> Data shown
-- Begin --

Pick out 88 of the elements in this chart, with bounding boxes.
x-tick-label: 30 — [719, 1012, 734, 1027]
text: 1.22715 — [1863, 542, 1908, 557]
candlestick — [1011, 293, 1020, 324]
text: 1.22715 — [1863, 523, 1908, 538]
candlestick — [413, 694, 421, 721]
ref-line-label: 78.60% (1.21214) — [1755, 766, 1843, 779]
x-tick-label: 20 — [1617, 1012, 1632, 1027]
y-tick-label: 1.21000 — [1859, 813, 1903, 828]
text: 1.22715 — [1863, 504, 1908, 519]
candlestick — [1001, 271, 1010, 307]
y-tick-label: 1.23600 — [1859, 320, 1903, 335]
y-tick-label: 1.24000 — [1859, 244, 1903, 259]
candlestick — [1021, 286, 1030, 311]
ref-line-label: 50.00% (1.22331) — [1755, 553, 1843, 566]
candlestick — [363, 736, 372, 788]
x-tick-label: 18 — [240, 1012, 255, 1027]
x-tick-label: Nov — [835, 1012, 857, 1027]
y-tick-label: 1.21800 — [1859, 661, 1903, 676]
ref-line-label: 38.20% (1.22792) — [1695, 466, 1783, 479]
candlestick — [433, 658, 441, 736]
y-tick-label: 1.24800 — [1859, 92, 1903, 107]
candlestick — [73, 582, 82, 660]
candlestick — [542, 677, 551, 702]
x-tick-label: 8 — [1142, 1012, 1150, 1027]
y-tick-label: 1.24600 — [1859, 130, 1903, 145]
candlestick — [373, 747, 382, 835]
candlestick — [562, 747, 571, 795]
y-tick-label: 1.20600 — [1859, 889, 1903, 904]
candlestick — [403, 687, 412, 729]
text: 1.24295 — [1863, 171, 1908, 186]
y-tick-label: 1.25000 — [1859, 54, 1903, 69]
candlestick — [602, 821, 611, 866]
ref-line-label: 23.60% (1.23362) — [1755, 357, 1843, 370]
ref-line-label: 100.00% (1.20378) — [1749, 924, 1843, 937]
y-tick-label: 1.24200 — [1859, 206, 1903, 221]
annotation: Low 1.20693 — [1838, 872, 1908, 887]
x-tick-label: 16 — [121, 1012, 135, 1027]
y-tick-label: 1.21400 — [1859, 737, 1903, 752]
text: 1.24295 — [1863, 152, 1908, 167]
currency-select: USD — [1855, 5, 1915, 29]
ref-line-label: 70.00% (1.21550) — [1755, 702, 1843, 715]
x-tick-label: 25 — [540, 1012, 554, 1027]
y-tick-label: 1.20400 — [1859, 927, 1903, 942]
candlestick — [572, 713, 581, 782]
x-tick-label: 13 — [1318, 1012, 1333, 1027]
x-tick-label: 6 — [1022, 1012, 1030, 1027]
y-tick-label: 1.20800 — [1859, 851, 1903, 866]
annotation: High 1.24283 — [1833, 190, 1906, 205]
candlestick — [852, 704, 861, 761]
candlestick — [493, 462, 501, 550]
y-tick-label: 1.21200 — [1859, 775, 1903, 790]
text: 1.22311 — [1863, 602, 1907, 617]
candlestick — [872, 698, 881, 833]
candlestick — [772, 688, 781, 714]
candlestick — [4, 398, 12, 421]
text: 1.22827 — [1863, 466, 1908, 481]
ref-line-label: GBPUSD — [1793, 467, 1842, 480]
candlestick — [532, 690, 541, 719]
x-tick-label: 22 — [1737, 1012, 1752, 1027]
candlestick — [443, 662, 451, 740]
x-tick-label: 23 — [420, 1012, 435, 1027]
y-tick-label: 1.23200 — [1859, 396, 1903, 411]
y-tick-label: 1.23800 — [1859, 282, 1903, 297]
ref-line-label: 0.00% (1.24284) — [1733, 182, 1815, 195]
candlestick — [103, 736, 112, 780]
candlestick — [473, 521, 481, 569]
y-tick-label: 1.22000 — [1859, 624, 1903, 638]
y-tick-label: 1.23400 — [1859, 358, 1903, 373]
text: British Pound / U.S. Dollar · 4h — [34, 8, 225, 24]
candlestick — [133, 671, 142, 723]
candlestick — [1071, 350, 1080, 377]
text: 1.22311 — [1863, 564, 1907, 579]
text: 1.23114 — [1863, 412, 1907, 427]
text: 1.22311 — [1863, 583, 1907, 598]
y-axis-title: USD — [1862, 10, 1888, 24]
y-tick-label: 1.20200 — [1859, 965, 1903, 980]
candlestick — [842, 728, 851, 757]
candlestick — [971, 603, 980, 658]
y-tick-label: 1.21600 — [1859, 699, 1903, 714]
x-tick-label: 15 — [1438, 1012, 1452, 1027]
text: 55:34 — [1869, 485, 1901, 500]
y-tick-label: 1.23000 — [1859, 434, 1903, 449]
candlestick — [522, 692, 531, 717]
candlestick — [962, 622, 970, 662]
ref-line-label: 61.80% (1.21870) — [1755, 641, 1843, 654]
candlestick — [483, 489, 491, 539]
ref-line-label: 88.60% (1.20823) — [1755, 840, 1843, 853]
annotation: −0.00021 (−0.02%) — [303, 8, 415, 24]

-- End --

Rewrite all of the entries above, changing every "candlestick" to "candle" and leaving everything else the same.

Pick out 88 of the elements in this chart, with bounding boxes.
x-tick-label: 30 — [719, 1012, 734, 1027]
text: 1.22715 — [1863, 542, 1908, 557]
candle — [1011, 293, 1020, 324]
text: 1.22715 — [1863, 523, 1908, 538]
candle — [413, 694, 421, 721]
ref-line-label: 78.60% (1.21214) — [1755, 766, 1843, 779]
x-tick-label: 20 — [1617, 1012, 1632, 1027]
y-tick-label: 1.21000 — [1859, 813, 1903, 828]
text: 1.22715 — [1863, 504, 1908, 519]
candle — [1001, 271, 1010, 307]
y-tick-label: 1.23600 — [1859, 320, 1903, 335]
y-tick-label: 1.24000 — [1859, 244, 1903, 259]
candle — [1021, 286, 1030, 311]
ref-line-label: 50.00% (1.22331) — [1755, 553, 1843, 566]
candle — [363, 736, 372, 788]
x-tick-label: 18 — [240, 1012, 255, 1027]
x-tick-label: Nov — [835, 1012, 857, 1027]
y-tick-label: 1.21800 — [1859, 661, 1903, 676]
ref-line-label: 38.20% (1.22792) — [1695, 466, 1783, 479]
candle — [433, 658, 441, 736]
y-tick-label: 1.24800 — [1859, 92, 1903, 107]
candle — [73, 582, 82, 660]
candle — [542, 677, 551, 702]
x-tick-label: 8 — [1142, 1012, 1150, 1027]
y-tick-label: 1.24600 — [1859, 130, 1903, 145]
candle — [373, 747, 382, 835]
candle — [562, 747, 571, 795]
y-tick-label: 1.20600 — [1859, 889, 1903, 904]
candle — [403, 687, 412, 729]
text: 1.24295 — [1863, 171, 1908, 186]
y-tick-label: 1.25000 — [1859, 54, 1903, 69]
candle — [602, 821, 611, 866]
ref-line-label: 23.60% (1.23362) — [1755, 357, 1843, 370]
ref-line-label: 100.00% (1.20378) — [1749, 924, 1843, 937]
y-tick-label: 1.24200 — [1859, 206, 1903, 221]
annotation: Low 1.20693 — [1838, 872, 1908, 887]
x-tick-label: 16 — [121, 1012, 135, 1027]
y-tick-label: 1.21400 — [1859, 737, 1903, 752]
text: 1.24295 — [1863, 152, 1908, 167]
currency-select: USD — [1855, 5, 1915, 29]
ref-line-label: 70.00% (1.21550) — [1755, 702, 1843, 715]
x-tick-label: 25 — [540, 1012, 554, 1027]
y-tick-label: 1.20400 — [1859, 927, 1903, 942]
candle — [572, 713, 581, 782]
x-tick-label: 13 — [1318, 1012, 1333, 1027]
x-tick-label: 6 — [1022, 1012, 1030, 1027]
y-tick-label: 1.20800 — [1859, 851, 1903, 866]
annotation: High 1.24283 — [1833, 190, 1906, 205]
candle — [852, 704, 861, 761]
candle — [493, 462, 501, 550]
y-tick-label: 1.21200 — [1859, 775, 1903, 790]
text: 1.22311 — [1863, 602, 1907, 617]
candle — [872, 698, 881, 833]
candle — [772, 688, 781, 714]
candle — [4, 398, 12, 421]
text: 1.22827 — [1863, 466, 1908, 481]
ref-line-label: GBPUSD — [1793, 467, 1842, 480]
candle — [532, 690, 541, 719]
x-tick-label: 22 — [1737, 1012, 1752, 1027]
candle — [443, 662, 451, 740]
x-tick-label: 23 — [420, 1012, 435, 1027]
y-tick-label: 1.23200 — [1859, 396, 1903, 411]
y-tick-label: 1.23800 — [1859, 282, 1903, 297]
ref-line-label: 0.00% (1.24284) — [1733, 182, 1815, 195]
candle — [103, 736, 112, 780]
candle — [473, 521, 481, 569]
y-tick-label: 1.22000 — [1859, 624, 1903, 638]
y-tick-label: 1.23400 — [1859, 358, 1903, 373]
text: British Pound / U.S. Dollar · 4h — [34, 8, 225, 24]
candle — [133, 671, 142, 723]
candle — [1071, 350, 1080, 377]
text: 1.22311 — [1863, 564, 1907, 579]
text: 1.23114 — [1863, 412, 1907, 427]
text: 1.22311 — [1863, 583, 1907, 598]
y-axis-title: USD — [1862, 10, 1888, 24]
y-tick-label: 1.20200 — [1859, 965, 1903, 980]
candle — [842, 728, 851, 757]
candle — [971, 603, 980, 658]
y-tick-label: 1.21600 — [1859, 699, 1903, 714]
x-tick-label: 15 — [1438, 1012, 1452, 1027]
text: 55:34 — [1869, 485, 1901, 500]
y-tick-label: 1.23000 — [1859, 434, 1903, 449]
candle — [522, 692, 531, 717]
candle — [962, 622, 970, 662]
ref-line-label: 61.80% (1.21870) — [1755, 641, 1843, 654]
candle — [483, 489, 491, 539]
ref-line-label: 88.60% (1.20823) — [1755, 840, 1843, 853]
annotation: −0.00021 (−0.02%) — [303, 8, 415, 24]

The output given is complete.